═══ Input ═══

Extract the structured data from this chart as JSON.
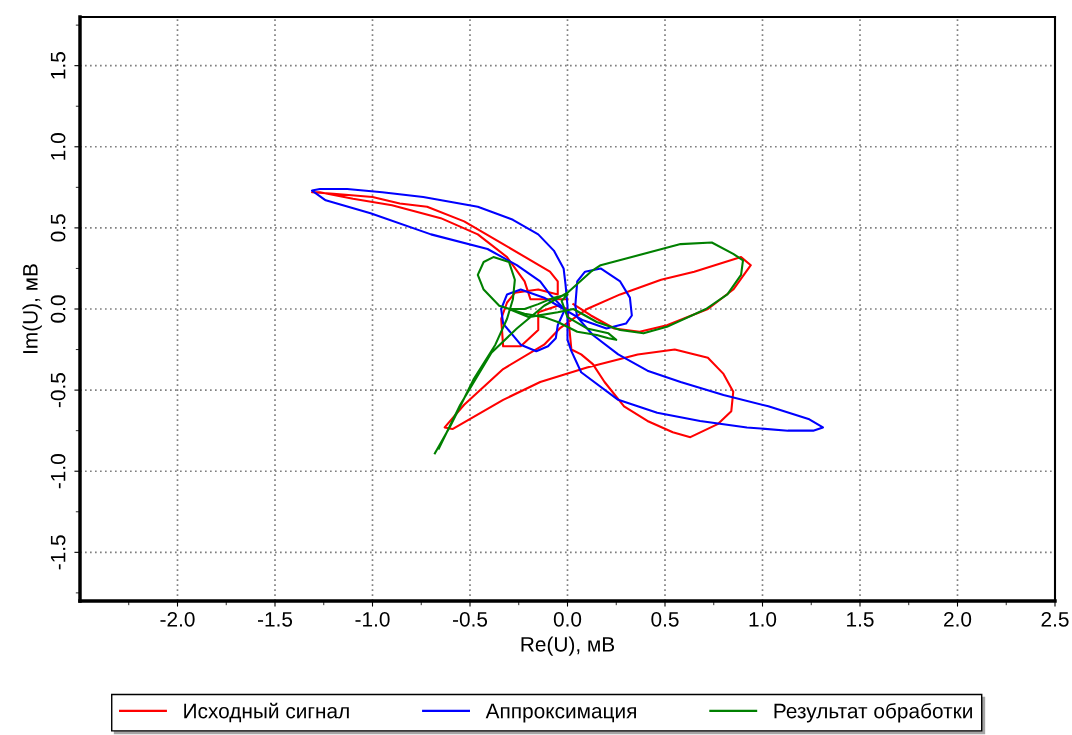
{
  "chart_data": {
    "type": "line",
    "xlabel": "Re(U), мВ",
    "ylabel": "Im(U), мВ",
    "xlim": [
      -2.5,
      2.5
    ],
    "ylim": [
      -1.8,
      1.8
    ],
    "xticks": [
      {
        "value": -2.25,
        "label": null
      },
      {
        "value": -2.0,
        "label": "-2.0"
      },
      {
        "value": -1.75,
        "label": null
      },
      {
        "value": -1.5,
        "label": "-1.5"
      },
      {
        "value": -1.25,
        "label": null
      },
      {
        "value": -1.0,
        "label": "-1.0"
      },
      {
        "value": -0.75,
        "label": null
      },
      {
        "value": -0.5,
        "label": "-0.5"
      },
      {
        "value": -0.25,
        "label": null
      },
      {
        "value": 0.0,
        "label": "0.0"
      },
      {
        "value": 0.25,
        "label": null
      },
      {
        "value": 0.5,
        "label": "0.5"
      },
      {
        "value": 0.75,
        "label": null
      },
      {
        "value": 1.0,
        "label": "1.0"
      },
      {
        "value": 1.25,
        "label": null
      },
      {
        "value": 1.5,
        "label": "1.5"
      },
      {
        "value": 1.75,
        "label": null
      },
      {
        "value": 2.0,
        "label": "2.0"
      },
      {
        "value": 2.25,
        "label": null
      },
      {
        "value": 2.5,
        "label": "2.5"
      }
    ],
    "yticks": [
      {
        "value": -1.75,
        "label": null
      },
      {
        "value": -1.5,
        "label": "-1.5"
      },
      {
        "value": -1.25,
        "label": null
      },
      {
        "value": -1.0,
        "label": "-1.0"
      },
      {
        "value": -0.75,
        "label": null
      },
      {
        "value": -0.5,
        "label": "-0.5"
      },
      {
        "value": -0.25,
        "label": null
      },
      {
        "value": 0.0,
        "label": "0.0"
      },
      {
        "value": 0.25,
        "label": null
      },
      {
        "value": 0.5,
        "label": "0.5"
      },
      {
        "value": 0.75,
        "label": null
      },
      {
        "value": 1.0,
        "label": "1.0"
      },
      {
        "value": 1.25,
        "label": null
      },
      {
        "value": 1.5,
        "label": "1.5"
      },
      {
        "value": 1.75,
        "label": null
      }
    ],
    "grid": true,
    "legend": "bottom",
    "marker": "none",
    "line_style": "solid",
    "series": [
      {
        "name": "Исходный сигнал",
        "color": "#ff0000",
        "x": [
          0.0,
          -0.19,
          -0.22,
          -0.31,
          -0.46,
          -0.65,
          -0.9,
          -1.1,
          -1.27,
          -1.31,
          -1.2,
          -1.0,
          -0.86,
          -0.72,
          -0.53,
          -0.33,
          -0.09,
          -0.05,
          -0.05,
          -0.15,
          -0.27,
          -0.31,
          -0.34,
          -0.33,
          -0.24,
          -0.15,
          -0.15,
          -0.05,
          0.0,
          0.02,
          0.07,
          0.13,
          0.19,
          0.29,
          0.41,
          0.54,
          0.63,
          0.77,
          0.84,
          0.85,
          0.8,
          0.72,
          0.55,
          0.36,
          0.1,
          -0.14,
          -0.33,
          -0.59,
          -0.63,
          -0.53,
          -0.33,
          -0.12,
          -0.04,
          0.1,
          0.27,
          0.48,
          0.65,
          0.89,
          0.94,
          0.85,
          0.72,
          0.51,
          0.37,
          0.24,
          0.12,
          0.03
        ],
        "values": [
          0.06,
          0.06,
          0.17,
          0.32,
          0.46,
          0.56,
          0.64,
          0.68,
          0.72,
          0.72,
          0.71,
          0.69,
          0.65,
          0.63,
          0.54,
          0.4,
          0.23,
          0.17,
          0.09,
          0.12,
          0.1,
          0.04,
          -0.06,
          -0.23,
          -0.23,
          -0.13,
          -0.02,
          0.02,
          0.0,
          -0.25,
          -0.28,
          -0.34,
          -0.45,
          -0.6,
          -0.69,
          -0.76,
          -0.79,
          -0.71,
          -0.63,
          -0.51,
          -0.4,
          -0.3,
          -0.25,
          -0.28,
          -0.36,
          -0.45,
          -0.56,
          -0.74,
          -0.73,
          -0.59,
          -0.37,
          -0.22,
          -0.12,
          0.0,
          0.09,
          0.18,
          0.23,
          0.32,
          0.27,
          0.12,
          0.0,
          -0.1,
          -0.14,
          -0.12,
          -0.04,
          0.03
        ]
      },
      {
        "name": "Аппроксимация",
        "color": "#0000ff",
        "x": [
          0.0,
          -0.09,
          -0.14,
          -0.26,
          -0.41,
          -0.7,
          -1.01,
          -1.24,
          -1.31,
          -1.27,
          -1.13,
          -0.95,
          -0.74,
          -0.46,
          -0.28,
          -0.15,
          -0.07,
          -0.02,
          -0.01,
          0.0,
          0.0,
          0.02,
          0.07,
          0.26,
          0.46,
          0.68,
          0.92,
          1.13,
          1.26,
          1.31,
          1.24,
          1.03,
          0.8,
          0.58,
          0.41,
          0.26,
          0.13,
          0.05,
          0.04,
          0.05,
          0.09,
          0.17,
          0.27,
          0.32,
          0.33,
          0.3,
          0.2,
          0.08,
          -0.02,
          -0.12,
          -0.24,
          -0.31,
          -0.34,
          -0.33,
          -0.24,
          -0.16,
          -0.1,
          -0.06,
          -0.05,
          -0.02
        ],
        "values": [
          -0.02,
          0.09,
          0.17,
          0.27,
          0.37,
          0.46,
          0.59,
          0.67,
          0.73,
          0.74,
          0.74,
          0.72,
          0.69,
          0.63,
          0.55,
          0.46,
          0.36,
          0.25,
          0.15,
          0.02,
          -0.19,
          -0.26,
          -0.39,
          -0.56,
          -0.64,
          -0.69,
          -0.73,
          -0.75,
          -0.75,
          -0.73,
          -0.68,
          -0.6,
          -0.53,
          -0.45,
          -0.38,
          -0.28,
          -0.16,
          -0.05,
          0.02,
          0.17,
          0.23,
          0.25,
          0.17,
          0.07,
          -0.04,
          -0.09,
          -0.12,
          -0.07,
          0.0,
          0.07,
          0.12,
          0.09,
          0.0,
          -0.09,
          -0.22,
          -0.26,
          -0.23,
          -0.18,
          -0.1,
          -0.02
        ]
      },
      {
        "name": "Результат обработки",
        "color": "#008000",
        "x": [
          -0.68,
          -0.6,
          -0.48,
          -0.37,
          -0.31,
          -0.28,
          -0.27,
          -0.3,
          -0.38,
          -0.43,
          -0.46,
          -0.43,
          -0.35,
          -0.22,
          -0.12,
          -0.05,
          0.05,
          0.15,
          0.21,
          0.25,
          0.21,
          0.1,
          0.0,
          -0.03,
          0.0,
          -0.07,
          -0.15,
          -0.22,
          -0.3,
          -0.2,
          -0.05,
          0.03,
          0.15,
          0.27,
          0.39,
          0.51,
          0.71,
          0.82,
          0.89,
          0.9,
          0.85,
          0.74,
          0.58,
          0.17,
          0.12,
          0.0,
          -0.12,
          -0.26,
          -0.39,
          -0.55,
          -0.66
        ],
        "values": [
          -0.89,
          -0.72,
          -0.43,
          -0.22,
          -0.06,
          0.06,
          0.18,
          0.29,
          0.32,
          0.29,
          0.21,
          0.12,
          0.02,
          -0.03,
          -0.05,
          -0.08,
          -0.14,
          -0.16,
          -0.18,
          -0.19,
          -0.15,
          -0.12,
          -0.05,
          0.05,
          0.09,
          0.07,
          0.03,
          0.0,
          0.0,
          -0.05,
          -0.02,
          0.0,
          -0.08,
          -0.13,
          -0.15,
          -0.11,
          0.0,
          0.09,
          0.21,
          0.3,
          0.34,
          0.41,
          0.4,
          0.27,
          0.23,
          0.1,
          0.02,
          -0.12,
          -0.27,
          -0.59,
          -0.86
        ]
      }
    ]
  }
}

═══

#### [Required task]
Pick out, from the lines above, every one that contains the string "color".

#### [Finished exercise]
        "color": "#ff0000",
        "color": "#0000ff",
        "color": "#008000",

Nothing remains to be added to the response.